» Exercise objective: Without the images, output each record below as it stands.

Rows from a dataset:
<<<<
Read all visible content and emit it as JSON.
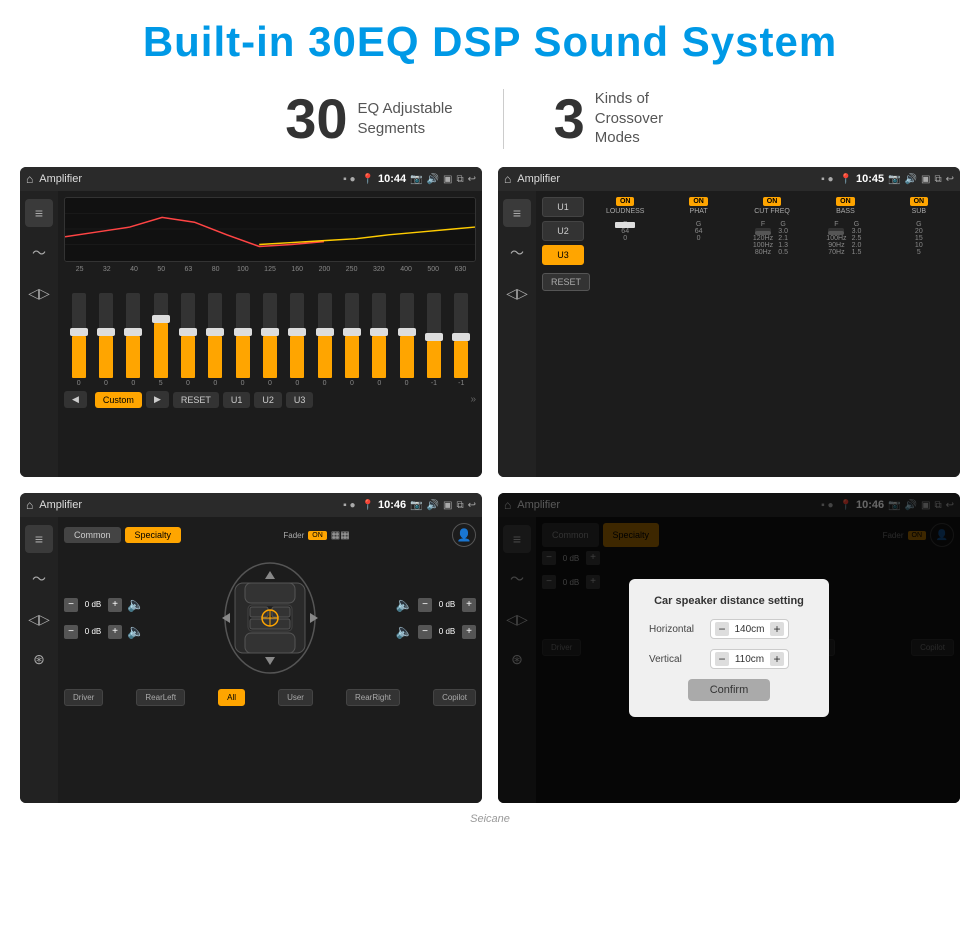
{
  "header": {
    "title": "Built-in 30EQ DSP Sound System"
  },
  "stats": [
    {
      "number": "30",
      "label": "EQ Adjustable\nSegments"
    },
    {
      "number": "3",
      "label": "Kinds of\nCrossover Modes"
    }
  ],
  "screens": [
    {
      "id": "screen1",
      "topbar": {
        "title": "Amplifier",
        "time": "10:44"
      },
      "type": "equalizer",
      "frequencies": [
        "25",
        "32",
        "40",
        "50",
        "63",
        "80",
        "100",
        "125",
        "160",
        "200",
        "250",
        "320",
        "400",
        "500",
        "630"
      ],
      "preset_label": "Custom",
      "buttons": [
        "RESET",
        "U1",
        "U2",
        "U3"
      ]
    },
    {
      "id": "screen2",
      "topbar": {
        "title": "Amplifier",
        "time": "10:45"
      },
      "type": "crossover",
      "presets": [
        "U1",
        "U2",
        "U3"
      ],
      "active_preset": "U3",
      "bands": [
        "LOUDNESS",
        "PHAT",
        "CUT FREQ",
        "BASS",
        "SUB"
      ],
      "reset_label": "RESET"
    },
    {
      "id": "screen3",
      "topbar": {
        "title": "Amplifier",
        "time": "10:46"
      },
      "type": "speaker",
      "tabs": [
        "Common",
        "Specialty"
      ],
      "active_tab": "Specialty",
      "fader_label": "Fader",
      "fader_state": "ON",
      "db_values": [
        "0 dB",
        "0 dB",
        "0 dB",
        "0 dB"
      ],
      "speaker_positions": [
        "Driver",
        "RearLeft",
        "All",
        "User",
        "RearRight",
        "Copilot"
      ]
    },
    {
      "id": "screen4",
      "topbar": {
        "title": "Amplifier",
        "time": "10:46"
      },
      "type": "speaker_distance",
      "tabs": [
        "Common",
        "Specialty"
      ],
      "active_tab": "Specialty",
      "modal": {
        "title": "Car speaker distance setting",
        "horizontal_label": "Horizontal",
        "horizontal_value": "140cm",
        "vertical_label": "Vertical",
        "vertical_value": "110cm",
        "confirm_label": "Confirm"
      }
    }
  ],
  "brand": "Seicane"
}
>>>>
» Exercise response:
Read all visible content and emit it as JSON.
{
  "header": {
    "title": "Built-in 30EQ DSP Sound System"
  },
  "stats": [
    {
      "number": "30",
      "label": "EQ Adjustable\nSegments"
    },
    {
      "number": "3",
      "label": "Kinds of\nCrossover Modes"
    }
  ],
  "screens": [
    {
      "id": "screen1",
      "topbar": {
        "title": "Amplifier",
        "time": "10:44"
      },
      "type": "equalizer",
      "frequencies": [
        "25",
        "32",
        "40",
        "50",
        "63",
        "80",
        "100",
        "125",
        "160",
        "200",
        "250",
        "320",
        "400",
        "500",
        "630"
      ],
      "preset_label": "Custom",
      "buttons": [
        "RESET",
        "U1",
        "U2",
        "U3"
      ]
    },
    {
      "id": "screen2",
      "topbar": {
        "title": "Amplifier",
        "time": "10:45"
      },
      "type": "crossover",
      "presets": [
        "U1",
        "U2",
        "U3"
      ],
      "active_preset": "U3",
      "bands": [
        "LOUDNESS",
        "PHAT",
        "CUT FREQ",
        "BASS",
        "SUB"
      ],
      "reset_label": "RESET"
    },
    {
      "id": "screen3",
      "topbar": {
        "title": "Amplifier",
        "time": "10:46"
      },
      "type": "speaker",
      "tabs": [
        "Common",
        "Specialty"
      ],
      "active_tab": "Specialty",
      "fader_label": "Fader",
      "fader_state": "ON",
      "db_values": [
        "0 dB",
        "0 dB",
        "0 dB",
        "0 dB"
      ],
      "speaker_positions": [
        "Driver",
        "RearLeft",
        "All",
        "User",
        "RearRight",
        "Copilot"
      ]
    },
    {
      "id": "screen4",
      "topbar": {
        "title": "Amplifier",
        "time": "10:46"
      },
      "type": "speaker_distance",
      "tabs": [
        "Common",
        "Specialty"
      ],
      "active_tab": "Specialty",
      "modal": {
        "title": "Car speaker distance setting",
        "horizontal_label": "Horizontal",
        "horizontal_value": "140cm",
        "vertical_label": "Vertical",
        "vertical_value": "110cm",
        "confirm_label": "Confirm"
      }
    }
  ],
  "brand": "Seicane"
}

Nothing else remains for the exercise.